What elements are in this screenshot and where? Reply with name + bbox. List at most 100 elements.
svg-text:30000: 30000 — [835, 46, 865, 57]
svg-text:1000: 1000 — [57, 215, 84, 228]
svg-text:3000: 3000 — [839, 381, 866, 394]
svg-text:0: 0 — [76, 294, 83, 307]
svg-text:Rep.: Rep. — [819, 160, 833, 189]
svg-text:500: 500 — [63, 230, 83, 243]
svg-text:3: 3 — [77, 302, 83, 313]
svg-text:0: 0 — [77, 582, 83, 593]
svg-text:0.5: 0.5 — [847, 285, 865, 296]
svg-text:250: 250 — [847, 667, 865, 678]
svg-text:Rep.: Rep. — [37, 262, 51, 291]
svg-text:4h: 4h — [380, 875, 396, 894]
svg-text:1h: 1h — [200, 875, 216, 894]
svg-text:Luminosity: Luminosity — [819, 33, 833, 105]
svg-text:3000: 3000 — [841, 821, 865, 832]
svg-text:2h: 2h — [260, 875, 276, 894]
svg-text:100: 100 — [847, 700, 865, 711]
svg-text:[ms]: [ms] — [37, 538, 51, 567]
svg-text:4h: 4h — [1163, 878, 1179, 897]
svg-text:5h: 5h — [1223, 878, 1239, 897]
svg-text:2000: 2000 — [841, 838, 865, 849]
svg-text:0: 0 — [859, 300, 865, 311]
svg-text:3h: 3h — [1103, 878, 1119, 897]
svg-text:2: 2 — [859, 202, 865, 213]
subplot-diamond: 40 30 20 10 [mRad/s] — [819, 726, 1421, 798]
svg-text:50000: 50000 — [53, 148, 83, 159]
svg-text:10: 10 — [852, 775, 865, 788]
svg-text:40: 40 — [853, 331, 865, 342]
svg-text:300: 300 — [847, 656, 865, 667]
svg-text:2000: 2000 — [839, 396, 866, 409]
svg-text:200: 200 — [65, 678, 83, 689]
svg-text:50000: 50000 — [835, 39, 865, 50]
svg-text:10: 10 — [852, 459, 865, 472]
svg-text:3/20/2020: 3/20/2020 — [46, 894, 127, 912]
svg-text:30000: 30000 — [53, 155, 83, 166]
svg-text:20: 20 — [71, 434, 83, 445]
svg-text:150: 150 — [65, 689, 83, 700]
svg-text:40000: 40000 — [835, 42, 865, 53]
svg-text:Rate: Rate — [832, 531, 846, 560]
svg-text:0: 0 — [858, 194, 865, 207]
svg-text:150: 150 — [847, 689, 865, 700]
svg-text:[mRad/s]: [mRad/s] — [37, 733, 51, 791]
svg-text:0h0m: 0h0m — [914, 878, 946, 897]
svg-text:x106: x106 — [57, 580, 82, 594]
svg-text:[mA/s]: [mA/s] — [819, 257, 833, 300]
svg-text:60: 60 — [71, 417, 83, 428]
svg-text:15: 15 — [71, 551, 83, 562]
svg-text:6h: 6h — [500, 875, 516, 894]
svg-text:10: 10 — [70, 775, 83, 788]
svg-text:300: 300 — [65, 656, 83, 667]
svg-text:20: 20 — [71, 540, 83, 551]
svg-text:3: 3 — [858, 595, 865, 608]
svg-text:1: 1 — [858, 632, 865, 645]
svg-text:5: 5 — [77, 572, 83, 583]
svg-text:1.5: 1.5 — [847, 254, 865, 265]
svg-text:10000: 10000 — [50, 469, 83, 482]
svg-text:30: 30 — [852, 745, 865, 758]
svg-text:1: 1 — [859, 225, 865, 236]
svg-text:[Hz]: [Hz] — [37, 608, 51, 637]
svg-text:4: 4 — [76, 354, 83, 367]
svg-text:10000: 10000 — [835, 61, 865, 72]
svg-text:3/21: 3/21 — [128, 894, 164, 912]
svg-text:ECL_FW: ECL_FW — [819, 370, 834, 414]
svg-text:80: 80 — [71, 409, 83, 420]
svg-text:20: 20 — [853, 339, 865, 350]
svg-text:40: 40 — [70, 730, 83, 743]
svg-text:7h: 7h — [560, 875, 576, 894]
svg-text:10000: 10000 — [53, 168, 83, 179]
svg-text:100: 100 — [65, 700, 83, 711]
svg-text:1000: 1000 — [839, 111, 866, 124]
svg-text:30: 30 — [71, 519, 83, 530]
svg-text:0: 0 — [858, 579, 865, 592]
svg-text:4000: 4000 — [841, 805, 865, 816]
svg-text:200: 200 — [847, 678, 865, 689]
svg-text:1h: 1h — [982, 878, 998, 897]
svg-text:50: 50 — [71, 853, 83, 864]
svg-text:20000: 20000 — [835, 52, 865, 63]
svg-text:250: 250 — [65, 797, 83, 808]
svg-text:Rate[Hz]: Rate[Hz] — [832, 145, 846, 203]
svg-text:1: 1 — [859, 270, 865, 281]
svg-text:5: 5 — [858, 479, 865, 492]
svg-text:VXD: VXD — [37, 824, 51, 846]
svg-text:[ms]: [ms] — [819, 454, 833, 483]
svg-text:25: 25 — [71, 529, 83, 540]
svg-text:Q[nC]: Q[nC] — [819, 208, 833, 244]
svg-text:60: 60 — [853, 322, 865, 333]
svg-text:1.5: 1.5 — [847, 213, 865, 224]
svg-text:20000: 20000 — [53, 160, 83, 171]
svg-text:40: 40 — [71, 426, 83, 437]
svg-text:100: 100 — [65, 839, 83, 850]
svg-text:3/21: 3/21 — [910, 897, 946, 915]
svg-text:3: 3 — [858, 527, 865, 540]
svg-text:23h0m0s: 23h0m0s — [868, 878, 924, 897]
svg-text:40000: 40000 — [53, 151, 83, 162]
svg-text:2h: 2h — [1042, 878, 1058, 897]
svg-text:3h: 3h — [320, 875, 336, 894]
════════════════════
*Problem description*
Copy all of the rows above verbatim, keeping every line in its original order.

*Output of the task*
What elements are in this screenshot and where? Reply with name + bbox. List at most 100 elements.
svg-text:30000: 30000 — [835, 46, 865, 57]
svg-text:1000: 1000 — [57, 215, 84, 228]
svg-text:3000: 3000 — [839, 381, 866, 394]
svg-text:0: 0 — [76, 294, 83, 307]
svg-text:Rep.: Rep. — [819, 160, 833, 189]
svg-text:500: 500 — [63, 230, 83, 243]
svg-text:3: 3 — [77, 302, 83, 313]
svg-text:0: 0 — [77, 582, 83, 593]
svg-text:0.5: 0.5 — [847, 285, 865, 296]
svg-text:250: 250 — [847, 667, 865, 678]
svg-text:Rep.: Rep. — [37, 262, 51, 291]
svg-text:4h: 4h — [380, 875, 396, 894]
svg-text:1h: 1h — [200, 875, 216, 894]
svg-text:Luminosity: Luminosity — [819, 33, 833, 105]
svg-text:3000: 3000 — [841, 821, 865, 832]
svg-text:2h: 2h — [260, 875, 276, 894]
svg-text:100: 100 — [847, 700, 865, 711]
svg-text:[ms]: [ms] — [37, 538, 51, 567]
svg-text:4h: 4h — [1163, 878, 1179, 897]
svg-text:5h: 5h — [1223, 878, 1239, 897]
svg-text:2000: 2000 — [841, 838, 865, 849]
svg-text:0: 0 — [859, 300, 865, 311]
svg-text:3h: 3h — [1103, 878, 1119, 897]
svg-text:2: 2 — [859, 202, 865, 213]
subplot-diamond: 40 30 20 10 [mRad/s] — [819, 726, 1421, 798]
svg-text:50000: 50000 — [53, 148, 83, 159]
svg-text:10: 10 — [852, 775, 865, 788]
svg-text:40: 40 — [853, 331, 865, 342]
svg-text:300: 300 — [847, 656, 865, 667]
svg-text:2000: 2000 — [839, 396, 866, 409]
svg-text:200: 200 — [65, 678, 83, 689]
svg-text:50000: 50000 — [835, 39, 865, 50]
svg-text:10: 10 — [852, 459, 865, 472]
svg-text:3/20/2020: 3/20/2020 — [46, 894, 127, 912]
svg-text:30000: 30000 — [53, 155, 83, 166]
svg-text:20: 20 — [71, 434, 83, 445]
svg-text:150: 150 — [65, 689, 83, 700]
svg-text:40000: 40000 — [835, 42, 865, 53]
svg-text:Rate: Rate — [832, 531, 846, 560]
svg-text:0: 0 — [858, 194, 865, 207]
svg-text:150: 150 — [847, 689, 865, 700]
svg-text:[mRad/s]: [mRad/s] — [37, 733, 51, 791]
svg-text:0h0m: 0h0m — [914, 878, 946, 897]
svg-text:x106: x106 — [57, 580, 82, 594]
svg-text:[mA/s]: [mA/s] — [819, 257, 833, 300]
svg-text:60: 60 — [71, 417, 83, 428]
svg-text:15: 15 — [71, 551, 83, 562]
svg-text:6h: 6h — [500, 875, 516, 894]
svg-text:10: 10 — [70, 775, 83, 788]
svg-text:300: 300 — [65, 656, 83, 667]
svg-text:20: 20 — [71, 540, 83, 551]
svg-text:3: 3 — [858, 595, 865, 608]
svg-text:1: 1 — [858, 632, 865, 645]
svg-text:5: 5 — [77, 572, 83, 583]
svg-text:1.5: 1.5 — [847, 254, 865, 265]
svg-text:10000: 10000 — [50, 469, 83, 482]
svg-text:30: 30 — [852, 745, 865, 758]
svg-text:1: 1 — [859, 225, 865, 236]
svg-text:[Hz]: [Hz] — [37, 608, 51, 637]
svg-text:4: 4 — [76, 354, 83, 367]
svg-text:10000: 10000 — [835, 61, 865, 72]
svg-text:3/21: 3/21 — [128, 894, 164, 912]
svg-text:ECL_FW: ECL_FW — [819, 370, 834, 414]
svg-text:80: 80 — [71, 409, 83, 420]
svg-text:20: 20 — [853, 339, 865, 350]
svg-text:40: 40 — [70, 730, 83, 743]
svg-text:7h: 7h — [560, 875, 576, 894]
svg-text:10000: 10000 — [53, 168, 83, 179]
svg-text:100: 100 — [65, 700, 83, 711]
svg-text:1000: 1000 — [839, 111, 866, 124]
svg-text:30: 30 — [71, 519, 83, 530]
svg-text:0: 0 — [858, 579, 865, 592]
svg-text:4000: 4000 — [841, 805, 865, 816]
svg-text:200: 200 — [847, 678, 865, 689]
svg-text:1h: 1h — [982, 878, 998, 897]
svg-text:50: 50 — [71, 853, 83, 864]
svg-text:20000: 20000 — [835, 52, 865, 63]
svg-text:250: 250 — [65, 797, 83, 808]
svg-text:Rate[Hz]: Rate[Hz] — [832, 145, 846, 203]
svg-text:1: 1 — [859, 270, 865, 281]
svg-text:5: 5 — [858, 479, 865, 492]
svg-text:VXD: VXD — [37, 824, 51, 846]
svg-text:[ms]: [ms] — [819, 454, 833, 483]
svg-text:25: 25 — [71, 529, 83, 540]
svg-text:Q[nC]: Q[nC] — [819, 208, 833, 244]
svg-text:60: 60 — [853, 322, 865, 333]
svg-text:1.5: 1.5 — [847, 213, 865, 224]
svg-text:20000: 20000 — [53, 160, 83, 171]
svg-text:40: 40 — [71, 426, 83, 437]
svg-text:100: 100 — [65, 839, 83, 850]
svg-text:3/21: 3/21 — [910, 897, 946, 915]
svg-text:3: 3 — [858, 527, 865, 540]
svg-text:23h0m0s: 23h0m0s — [868, 878, 924, 897]
svg-text:40000: 40000 — [53, 151, 83, 162]
svg-text:2h: 2h — [1042, 878, 1058, 897]
svg-text:3h: 3h — [320, 875, 336, 894]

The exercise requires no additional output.